- [THE REQUEST]: Among the lines below, how many carry the string "nghiệp"? Reply with a number and nothing else.

- [DATA FOR THIS EXERCISE]:
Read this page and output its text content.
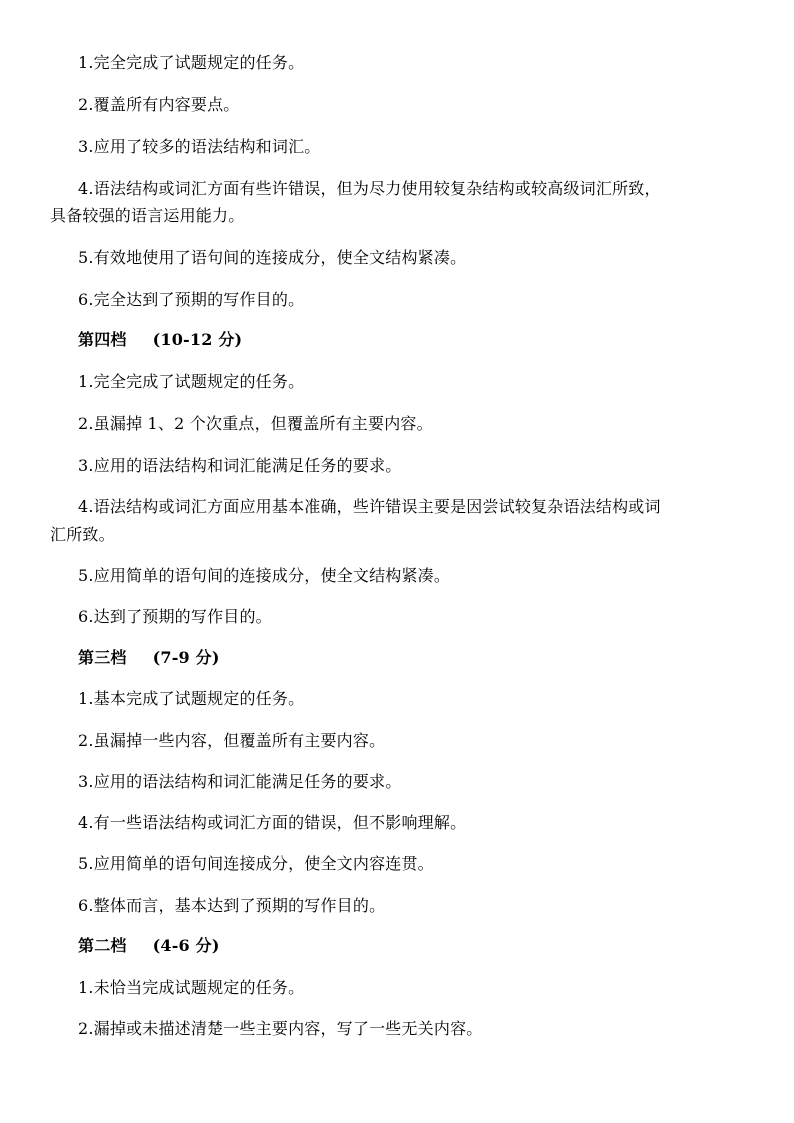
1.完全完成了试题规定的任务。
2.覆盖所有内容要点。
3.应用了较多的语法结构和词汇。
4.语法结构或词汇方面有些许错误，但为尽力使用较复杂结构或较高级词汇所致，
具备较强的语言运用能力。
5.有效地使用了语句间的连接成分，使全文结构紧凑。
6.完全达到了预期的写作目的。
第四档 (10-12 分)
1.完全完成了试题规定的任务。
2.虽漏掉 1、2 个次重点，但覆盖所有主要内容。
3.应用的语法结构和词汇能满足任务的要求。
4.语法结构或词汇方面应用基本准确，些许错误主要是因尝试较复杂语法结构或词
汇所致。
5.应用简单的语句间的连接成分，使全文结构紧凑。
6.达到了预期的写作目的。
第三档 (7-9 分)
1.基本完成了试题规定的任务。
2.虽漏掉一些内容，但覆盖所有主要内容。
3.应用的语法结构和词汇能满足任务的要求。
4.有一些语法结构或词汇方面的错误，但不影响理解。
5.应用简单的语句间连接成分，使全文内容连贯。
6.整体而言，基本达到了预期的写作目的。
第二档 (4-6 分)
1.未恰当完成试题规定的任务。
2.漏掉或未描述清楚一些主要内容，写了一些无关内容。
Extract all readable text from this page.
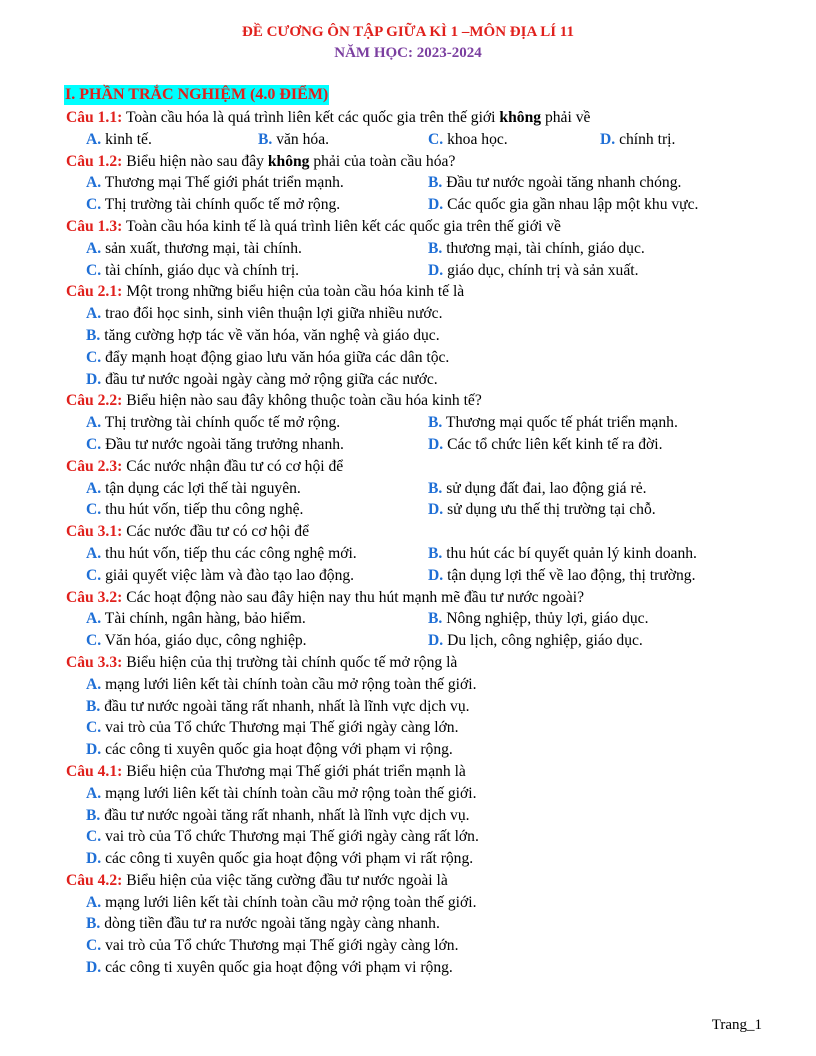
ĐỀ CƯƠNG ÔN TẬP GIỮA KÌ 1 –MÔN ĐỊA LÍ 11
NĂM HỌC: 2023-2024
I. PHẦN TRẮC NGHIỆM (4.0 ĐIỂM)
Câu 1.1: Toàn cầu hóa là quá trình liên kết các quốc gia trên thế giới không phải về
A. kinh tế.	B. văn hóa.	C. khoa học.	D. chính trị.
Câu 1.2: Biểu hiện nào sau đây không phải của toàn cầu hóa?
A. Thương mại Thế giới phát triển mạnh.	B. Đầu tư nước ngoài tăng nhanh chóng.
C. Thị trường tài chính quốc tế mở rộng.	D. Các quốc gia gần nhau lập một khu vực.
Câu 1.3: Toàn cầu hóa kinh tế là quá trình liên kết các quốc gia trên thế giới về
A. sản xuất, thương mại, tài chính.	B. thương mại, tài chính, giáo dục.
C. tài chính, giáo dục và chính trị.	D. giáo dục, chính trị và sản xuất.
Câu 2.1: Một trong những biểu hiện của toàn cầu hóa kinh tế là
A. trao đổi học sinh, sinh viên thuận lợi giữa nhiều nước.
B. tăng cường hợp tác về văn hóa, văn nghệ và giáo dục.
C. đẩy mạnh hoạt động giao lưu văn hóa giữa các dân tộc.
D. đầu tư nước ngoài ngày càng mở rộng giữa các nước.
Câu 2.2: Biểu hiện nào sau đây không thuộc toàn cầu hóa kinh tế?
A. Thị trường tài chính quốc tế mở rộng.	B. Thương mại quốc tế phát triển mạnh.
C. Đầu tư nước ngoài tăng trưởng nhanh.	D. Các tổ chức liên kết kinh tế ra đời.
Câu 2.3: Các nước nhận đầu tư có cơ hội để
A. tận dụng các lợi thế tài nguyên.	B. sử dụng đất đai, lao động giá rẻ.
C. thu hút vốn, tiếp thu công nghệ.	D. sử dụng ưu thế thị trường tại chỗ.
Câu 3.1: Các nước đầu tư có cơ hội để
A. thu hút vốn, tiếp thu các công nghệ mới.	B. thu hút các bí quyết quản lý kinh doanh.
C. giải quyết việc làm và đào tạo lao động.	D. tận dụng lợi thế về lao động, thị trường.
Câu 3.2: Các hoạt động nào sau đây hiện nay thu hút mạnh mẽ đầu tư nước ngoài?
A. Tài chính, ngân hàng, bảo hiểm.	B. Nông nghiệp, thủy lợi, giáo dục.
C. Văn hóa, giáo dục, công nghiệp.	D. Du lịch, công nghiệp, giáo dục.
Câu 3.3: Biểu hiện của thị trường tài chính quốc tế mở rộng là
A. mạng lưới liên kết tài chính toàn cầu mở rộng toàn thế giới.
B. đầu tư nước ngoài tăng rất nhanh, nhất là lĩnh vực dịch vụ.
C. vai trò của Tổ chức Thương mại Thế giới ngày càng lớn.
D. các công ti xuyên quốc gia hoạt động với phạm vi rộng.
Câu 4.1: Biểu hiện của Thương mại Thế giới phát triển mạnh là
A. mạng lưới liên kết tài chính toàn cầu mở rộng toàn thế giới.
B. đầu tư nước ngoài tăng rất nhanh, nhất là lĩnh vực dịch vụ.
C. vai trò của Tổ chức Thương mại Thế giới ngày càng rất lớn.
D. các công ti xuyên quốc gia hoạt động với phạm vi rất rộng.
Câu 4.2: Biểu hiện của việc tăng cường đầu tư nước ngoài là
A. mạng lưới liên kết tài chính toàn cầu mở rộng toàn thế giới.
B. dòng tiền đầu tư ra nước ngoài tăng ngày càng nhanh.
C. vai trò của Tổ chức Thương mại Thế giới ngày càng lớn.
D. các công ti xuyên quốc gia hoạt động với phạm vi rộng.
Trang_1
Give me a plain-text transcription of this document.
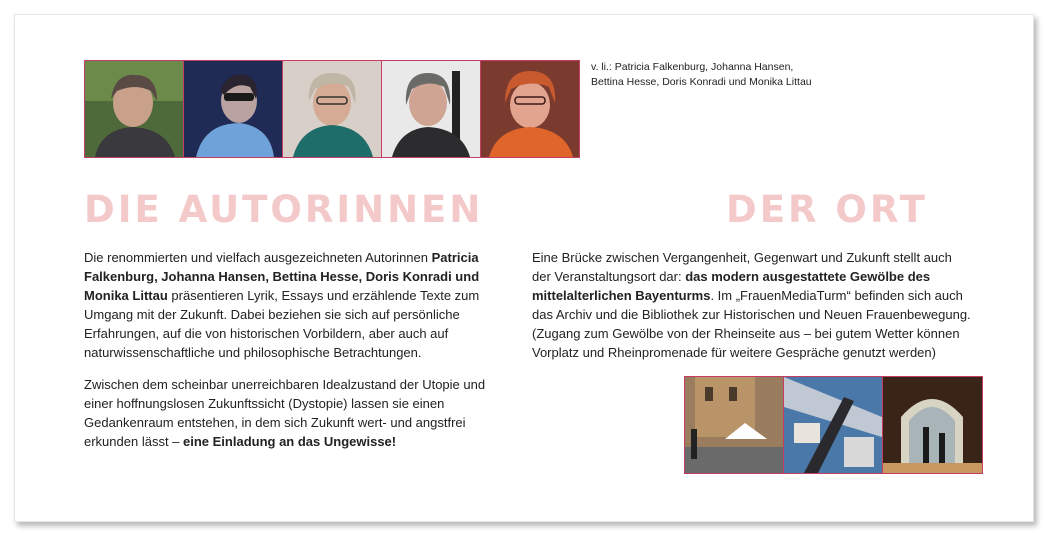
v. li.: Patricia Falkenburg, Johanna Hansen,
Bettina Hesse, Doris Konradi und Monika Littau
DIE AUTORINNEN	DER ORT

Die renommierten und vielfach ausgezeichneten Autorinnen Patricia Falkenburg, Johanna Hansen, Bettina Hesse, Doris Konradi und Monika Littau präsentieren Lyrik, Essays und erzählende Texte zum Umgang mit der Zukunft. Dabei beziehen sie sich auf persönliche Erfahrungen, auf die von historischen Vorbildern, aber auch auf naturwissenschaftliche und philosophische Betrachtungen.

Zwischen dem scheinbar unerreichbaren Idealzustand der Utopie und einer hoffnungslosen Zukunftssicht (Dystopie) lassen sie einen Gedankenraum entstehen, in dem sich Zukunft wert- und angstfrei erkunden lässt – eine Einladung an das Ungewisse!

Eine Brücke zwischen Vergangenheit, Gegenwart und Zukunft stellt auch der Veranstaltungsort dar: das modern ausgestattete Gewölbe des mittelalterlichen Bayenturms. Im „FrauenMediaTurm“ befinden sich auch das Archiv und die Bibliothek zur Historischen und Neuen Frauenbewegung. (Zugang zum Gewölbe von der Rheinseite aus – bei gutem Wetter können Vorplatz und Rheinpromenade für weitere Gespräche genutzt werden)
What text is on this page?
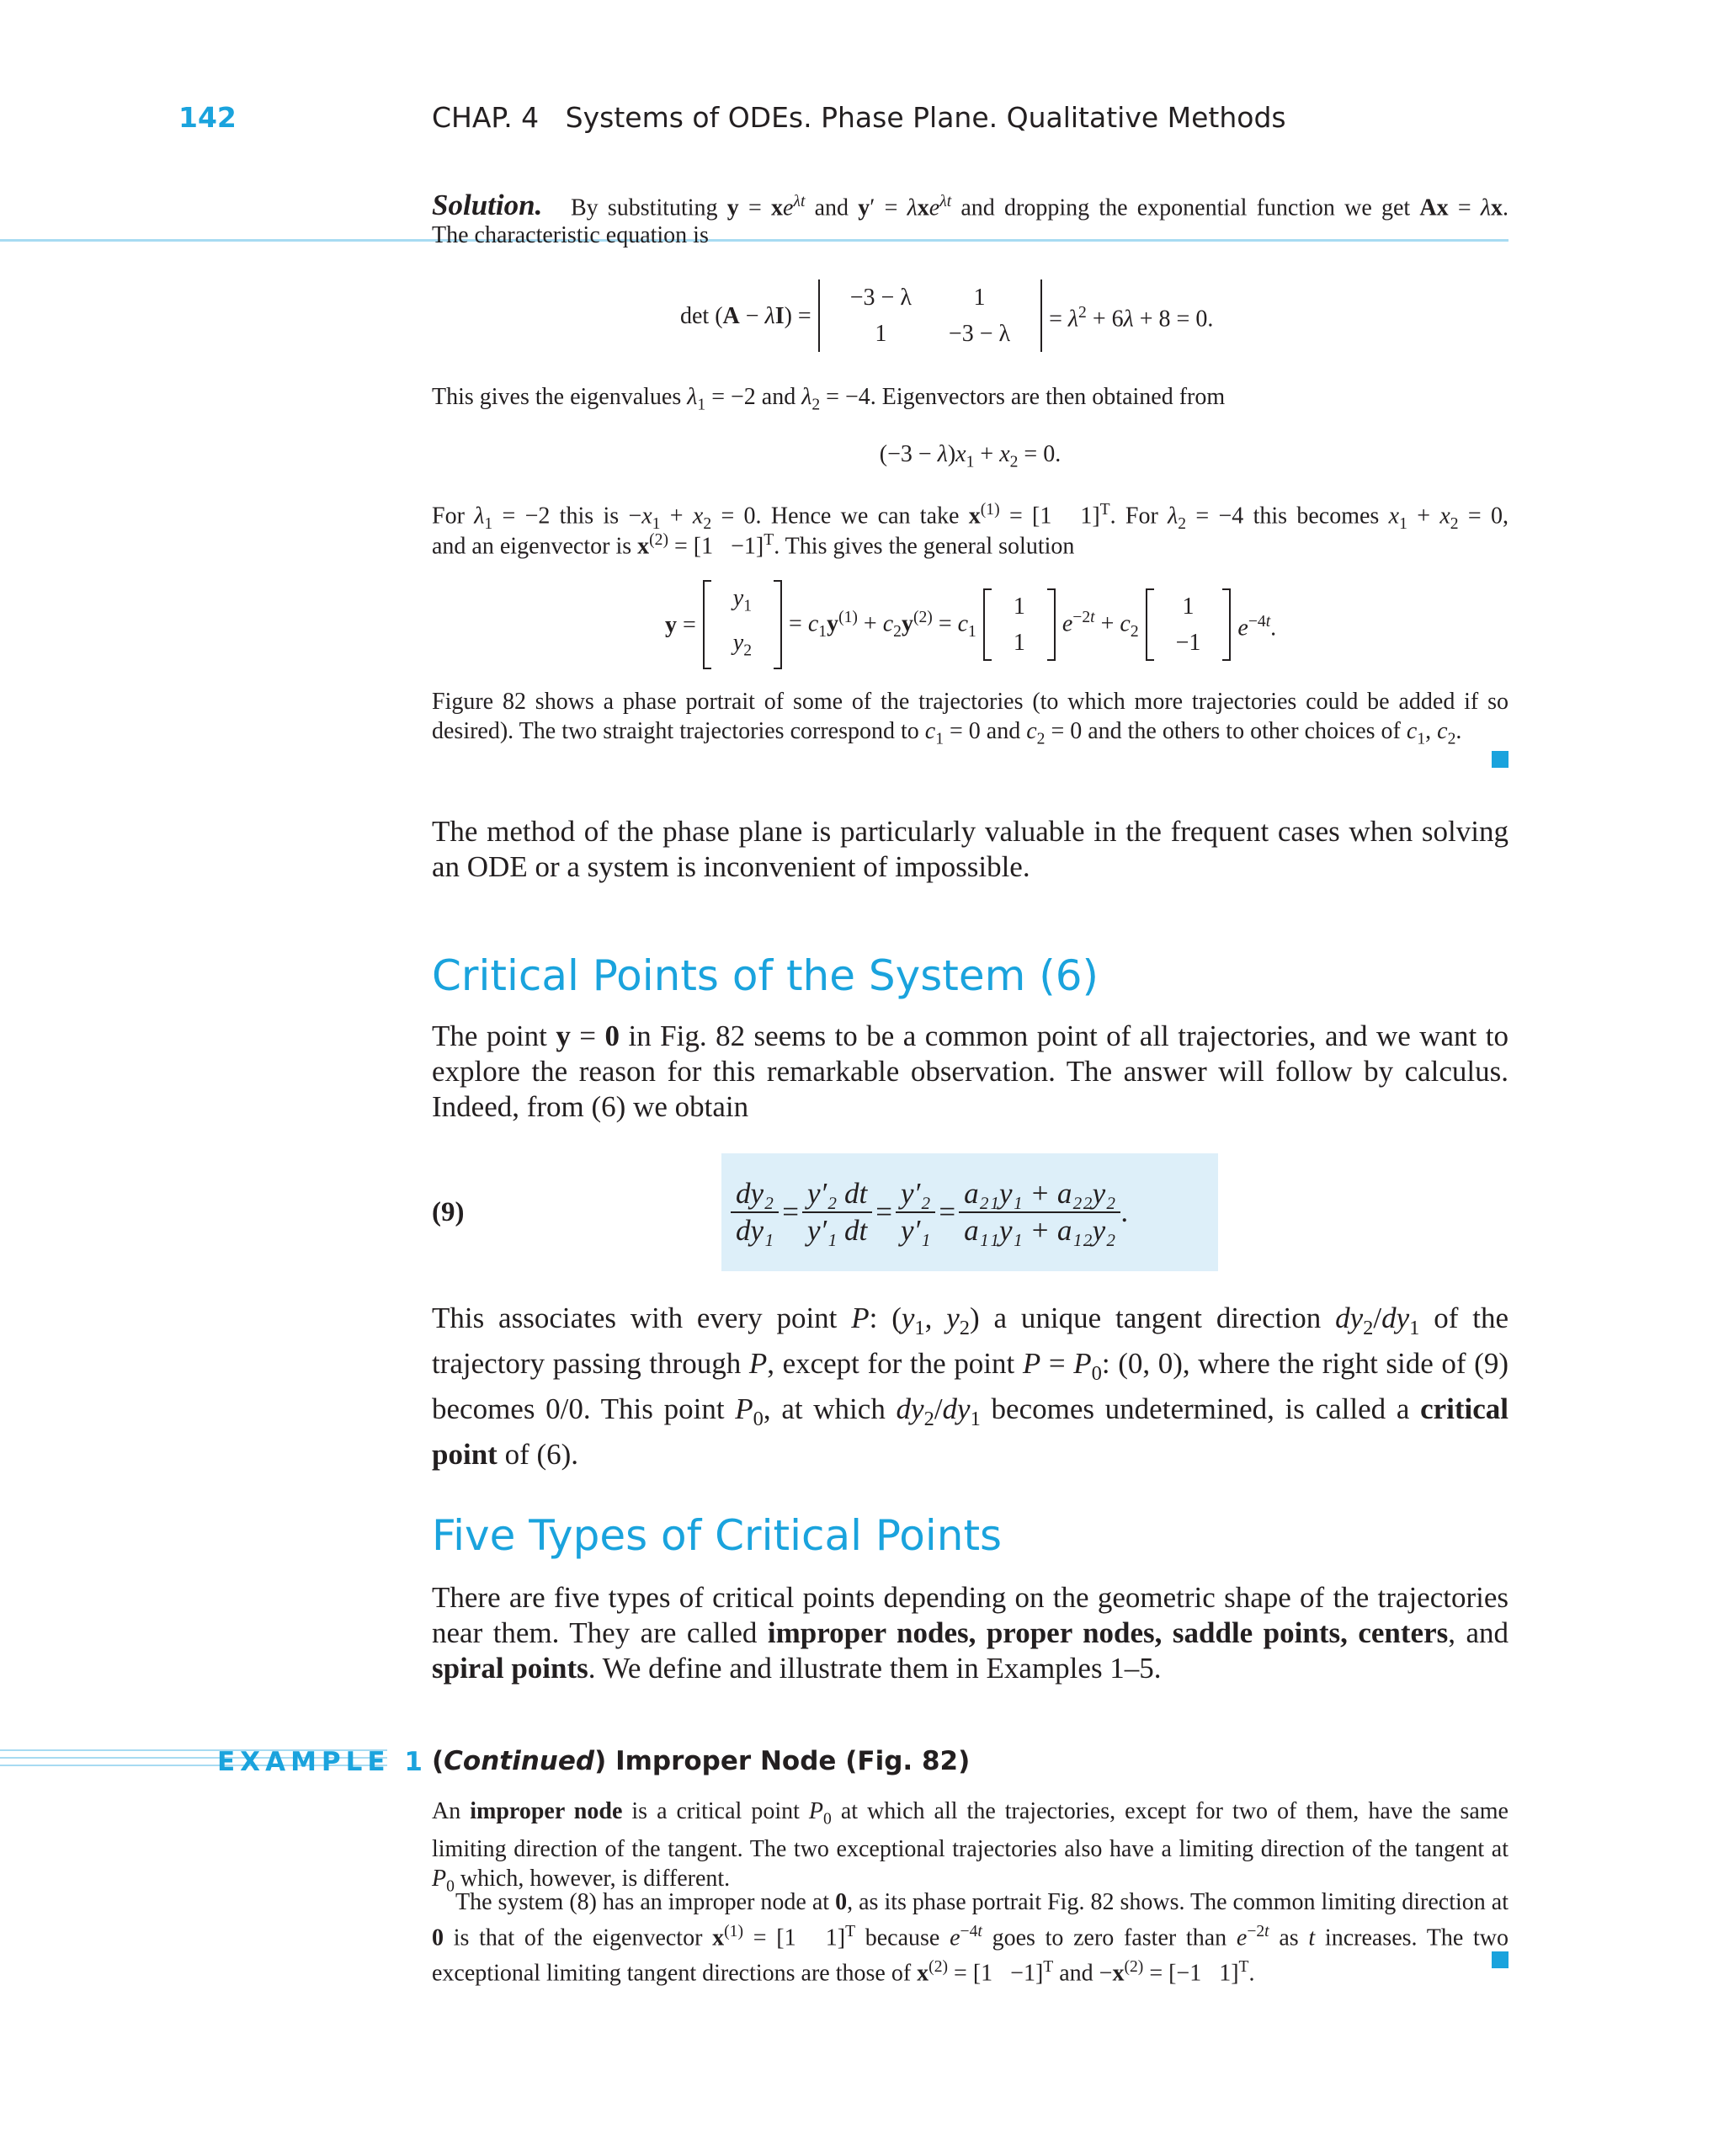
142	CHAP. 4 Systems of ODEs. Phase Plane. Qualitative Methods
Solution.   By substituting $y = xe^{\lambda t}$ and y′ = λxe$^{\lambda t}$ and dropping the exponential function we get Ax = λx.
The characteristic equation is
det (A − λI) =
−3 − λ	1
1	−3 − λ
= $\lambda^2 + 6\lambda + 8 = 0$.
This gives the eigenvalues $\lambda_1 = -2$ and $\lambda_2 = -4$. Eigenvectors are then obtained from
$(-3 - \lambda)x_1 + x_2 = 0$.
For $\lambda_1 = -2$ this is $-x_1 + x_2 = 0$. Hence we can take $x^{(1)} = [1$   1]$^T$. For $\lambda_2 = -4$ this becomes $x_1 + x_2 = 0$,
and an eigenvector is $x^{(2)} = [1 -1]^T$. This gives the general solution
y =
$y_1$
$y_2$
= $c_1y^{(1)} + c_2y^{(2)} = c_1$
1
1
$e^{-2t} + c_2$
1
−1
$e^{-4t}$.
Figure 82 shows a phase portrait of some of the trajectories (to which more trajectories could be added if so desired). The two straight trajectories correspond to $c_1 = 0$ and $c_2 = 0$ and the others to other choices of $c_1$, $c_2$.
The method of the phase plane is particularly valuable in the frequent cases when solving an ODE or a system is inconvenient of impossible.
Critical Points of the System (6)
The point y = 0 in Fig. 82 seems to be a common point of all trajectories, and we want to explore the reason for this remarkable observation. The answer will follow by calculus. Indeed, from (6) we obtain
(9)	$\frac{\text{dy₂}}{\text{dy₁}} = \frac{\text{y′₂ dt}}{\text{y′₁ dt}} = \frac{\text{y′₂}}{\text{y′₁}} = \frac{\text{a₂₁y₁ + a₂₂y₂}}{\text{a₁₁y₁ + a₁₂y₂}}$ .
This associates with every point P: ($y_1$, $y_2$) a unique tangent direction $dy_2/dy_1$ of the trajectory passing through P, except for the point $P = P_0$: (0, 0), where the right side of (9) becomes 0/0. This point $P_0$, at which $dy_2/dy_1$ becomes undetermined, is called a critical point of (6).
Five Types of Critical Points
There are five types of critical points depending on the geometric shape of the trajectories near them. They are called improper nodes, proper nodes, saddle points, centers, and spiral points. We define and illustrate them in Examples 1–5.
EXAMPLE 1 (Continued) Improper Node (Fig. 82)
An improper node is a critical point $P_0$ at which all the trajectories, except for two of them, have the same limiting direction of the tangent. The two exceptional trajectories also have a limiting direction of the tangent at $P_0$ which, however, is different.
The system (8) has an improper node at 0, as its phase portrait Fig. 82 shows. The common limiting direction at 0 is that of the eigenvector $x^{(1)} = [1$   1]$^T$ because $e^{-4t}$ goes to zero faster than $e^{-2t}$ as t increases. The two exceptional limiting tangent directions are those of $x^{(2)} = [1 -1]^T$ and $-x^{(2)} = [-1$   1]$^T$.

- [SOLVED EXERCISE]: 2